##### Recorded information #####

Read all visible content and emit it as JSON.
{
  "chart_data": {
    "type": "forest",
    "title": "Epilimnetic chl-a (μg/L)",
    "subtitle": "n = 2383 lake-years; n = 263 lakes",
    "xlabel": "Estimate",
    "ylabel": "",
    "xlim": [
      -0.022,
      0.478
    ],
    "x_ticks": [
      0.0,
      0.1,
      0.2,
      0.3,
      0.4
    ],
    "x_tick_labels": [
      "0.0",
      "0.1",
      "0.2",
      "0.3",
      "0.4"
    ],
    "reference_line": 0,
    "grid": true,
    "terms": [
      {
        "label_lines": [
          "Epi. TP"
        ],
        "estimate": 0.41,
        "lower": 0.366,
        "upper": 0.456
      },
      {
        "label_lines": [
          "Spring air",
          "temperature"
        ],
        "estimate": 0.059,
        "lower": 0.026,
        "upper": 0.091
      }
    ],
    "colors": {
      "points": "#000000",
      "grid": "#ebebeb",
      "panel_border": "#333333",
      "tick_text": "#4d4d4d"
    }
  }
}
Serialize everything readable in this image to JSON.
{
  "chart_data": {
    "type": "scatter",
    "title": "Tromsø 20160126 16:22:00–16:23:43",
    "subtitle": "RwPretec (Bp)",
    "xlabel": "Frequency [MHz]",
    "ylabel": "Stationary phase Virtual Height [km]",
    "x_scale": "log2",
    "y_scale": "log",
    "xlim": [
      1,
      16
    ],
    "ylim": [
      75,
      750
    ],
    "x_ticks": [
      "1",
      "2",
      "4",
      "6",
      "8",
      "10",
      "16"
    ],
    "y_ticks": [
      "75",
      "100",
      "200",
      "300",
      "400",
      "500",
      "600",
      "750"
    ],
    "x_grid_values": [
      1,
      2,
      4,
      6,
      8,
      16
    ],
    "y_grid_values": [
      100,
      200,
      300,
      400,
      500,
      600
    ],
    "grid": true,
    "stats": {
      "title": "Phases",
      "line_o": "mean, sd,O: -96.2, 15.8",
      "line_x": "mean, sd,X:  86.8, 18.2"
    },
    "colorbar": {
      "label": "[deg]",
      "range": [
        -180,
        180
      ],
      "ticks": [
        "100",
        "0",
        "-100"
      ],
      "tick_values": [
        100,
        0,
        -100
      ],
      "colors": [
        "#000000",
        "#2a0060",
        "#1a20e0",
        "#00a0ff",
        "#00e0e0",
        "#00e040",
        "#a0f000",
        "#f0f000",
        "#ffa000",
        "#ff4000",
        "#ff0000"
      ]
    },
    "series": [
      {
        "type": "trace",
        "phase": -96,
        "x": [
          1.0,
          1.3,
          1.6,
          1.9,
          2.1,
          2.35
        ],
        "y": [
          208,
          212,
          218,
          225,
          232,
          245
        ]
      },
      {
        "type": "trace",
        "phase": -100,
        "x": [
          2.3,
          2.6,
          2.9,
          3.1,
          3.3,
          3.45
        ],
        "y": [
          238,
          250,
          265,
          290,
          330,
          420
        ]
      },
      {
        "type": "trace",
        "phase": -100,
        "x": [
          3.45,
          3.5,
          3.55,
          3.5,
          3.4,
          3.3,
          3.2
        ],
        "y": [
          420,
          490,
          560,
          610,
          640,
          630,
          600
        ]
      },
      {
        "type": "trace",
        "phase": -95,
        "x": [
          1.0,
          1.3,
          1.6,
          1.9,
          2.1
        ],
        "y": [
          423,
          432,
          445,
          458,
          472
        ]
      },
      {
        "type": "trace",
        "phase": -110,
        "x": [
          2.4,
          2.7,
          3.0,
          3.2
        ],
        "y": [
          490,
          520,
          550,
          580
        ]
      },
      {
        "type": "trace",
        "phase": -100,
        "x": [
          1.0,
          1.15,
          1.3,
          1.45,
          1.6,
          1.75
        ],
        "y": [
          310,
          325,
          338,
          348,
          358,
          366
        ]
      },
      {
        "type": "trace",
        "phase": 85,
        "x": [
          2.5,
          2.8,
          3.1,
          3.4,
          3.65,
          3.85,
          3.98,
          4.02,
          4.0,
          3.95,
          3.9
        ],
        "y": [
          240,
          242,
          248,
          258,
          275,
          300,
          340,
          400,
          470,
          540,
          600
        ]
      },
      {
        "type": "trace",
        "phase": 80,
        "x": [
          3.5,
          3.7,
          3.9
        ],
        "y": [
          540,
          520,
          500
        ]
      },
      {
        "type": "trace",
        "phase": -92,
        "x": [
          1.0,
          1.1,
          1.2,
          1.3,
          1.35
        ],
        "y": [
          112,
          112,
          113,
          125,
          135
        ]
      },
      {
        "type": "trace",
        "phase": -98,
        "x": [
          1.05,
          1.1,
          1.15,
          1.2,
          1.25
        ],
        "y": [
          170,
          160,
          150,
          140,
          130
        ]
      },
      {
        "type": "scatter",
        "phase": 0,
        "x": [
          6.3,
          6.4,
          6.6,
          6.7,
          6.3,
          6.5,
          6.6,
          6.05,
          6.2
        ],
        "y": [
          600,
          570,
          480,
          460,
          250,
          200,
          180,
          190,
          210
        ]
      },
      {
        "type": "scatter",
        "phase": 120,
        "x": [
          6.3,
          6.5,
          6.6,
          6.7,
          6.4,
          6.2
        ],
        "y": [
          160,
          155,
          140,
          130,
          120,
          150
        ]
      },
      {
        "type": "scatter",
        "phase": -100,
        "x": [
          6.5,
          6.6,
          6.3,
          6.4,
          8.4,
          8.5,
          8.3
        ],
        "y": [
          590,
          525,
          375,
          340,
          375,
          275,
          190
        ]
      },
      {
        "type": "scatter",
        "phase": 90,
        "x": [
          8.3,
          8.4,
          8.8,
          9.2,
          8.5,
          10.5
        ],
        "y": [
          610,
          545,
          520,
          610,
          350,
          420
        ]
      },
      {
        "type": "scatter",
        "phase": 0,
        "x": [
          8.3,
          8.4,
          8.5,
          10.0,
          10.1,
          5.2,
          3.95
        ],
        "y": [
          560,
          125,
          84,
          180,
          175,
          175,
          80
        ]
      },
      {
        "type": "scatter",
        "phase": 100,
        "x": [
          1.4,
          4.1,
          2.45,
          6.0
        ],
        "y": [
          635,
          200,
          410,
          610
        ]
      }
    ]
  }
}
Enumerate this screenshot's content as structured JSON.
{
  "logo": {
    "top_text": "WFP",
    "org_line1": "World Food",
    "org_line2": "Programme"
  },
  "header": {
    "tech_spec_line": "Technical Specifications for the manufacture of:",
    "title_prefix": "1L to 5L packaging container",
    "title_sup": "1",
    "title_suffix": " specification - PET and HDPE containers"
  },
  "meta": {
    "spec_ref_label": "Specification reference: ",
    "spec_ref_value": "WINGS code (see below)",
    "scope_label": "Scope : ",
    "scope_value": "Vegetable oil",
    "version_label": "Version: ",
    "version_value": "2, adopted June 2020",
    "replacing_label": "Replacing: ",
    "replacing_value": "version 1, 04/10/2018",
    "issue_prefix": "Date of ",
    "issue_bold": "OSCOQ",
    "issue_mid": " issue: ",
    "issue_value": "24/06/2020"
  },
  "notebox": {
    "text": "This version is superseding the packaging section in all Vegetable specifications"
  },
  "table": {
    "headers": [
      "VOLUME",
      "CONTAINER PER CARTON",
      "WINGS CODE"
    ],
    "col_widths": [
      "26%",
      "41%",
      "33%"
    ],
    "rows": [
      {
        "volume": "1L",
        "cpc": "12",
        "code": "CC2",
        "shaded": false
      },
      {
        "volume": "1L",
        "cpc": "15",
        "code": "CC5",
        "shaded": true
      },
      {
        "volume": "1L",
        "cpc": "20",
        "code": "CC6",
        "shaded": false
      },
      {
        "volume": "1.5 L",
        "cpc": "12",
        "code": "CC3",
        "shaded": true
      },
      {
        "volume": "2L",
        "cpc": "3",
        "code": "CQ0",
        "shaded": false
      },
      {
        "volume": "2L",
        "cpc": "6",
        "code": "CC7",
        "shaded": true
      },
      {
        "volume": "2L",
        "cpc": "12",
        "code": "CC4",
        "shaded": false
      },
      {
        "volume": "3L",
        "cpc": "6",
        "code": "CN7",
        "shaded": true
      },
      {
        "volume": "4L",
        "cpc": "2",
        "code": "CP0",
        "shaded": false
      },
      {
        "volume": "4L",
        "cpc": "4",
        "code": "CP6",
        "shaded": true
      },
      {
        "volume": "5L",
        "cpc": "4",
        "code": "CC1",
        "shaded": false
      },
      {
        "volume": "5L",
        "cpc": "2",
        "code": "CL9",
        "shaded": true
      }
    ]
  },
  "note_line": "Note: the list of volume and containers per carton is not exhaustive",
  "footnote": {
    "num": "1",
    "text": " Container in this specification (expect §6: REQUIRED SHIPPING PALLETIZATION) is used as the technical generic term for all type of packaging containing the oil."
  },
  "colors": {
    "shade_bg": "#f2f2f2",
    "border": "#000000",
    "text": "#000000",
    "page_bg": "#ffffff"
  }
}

#####

What you need to do :: All lines above containing the string "mean" are to be collected.

Solution ::
      "line_o": "mean, sd,O: -96.2, 15.8",
      "line_x": "mean, sd,X:  86.8, 18.2"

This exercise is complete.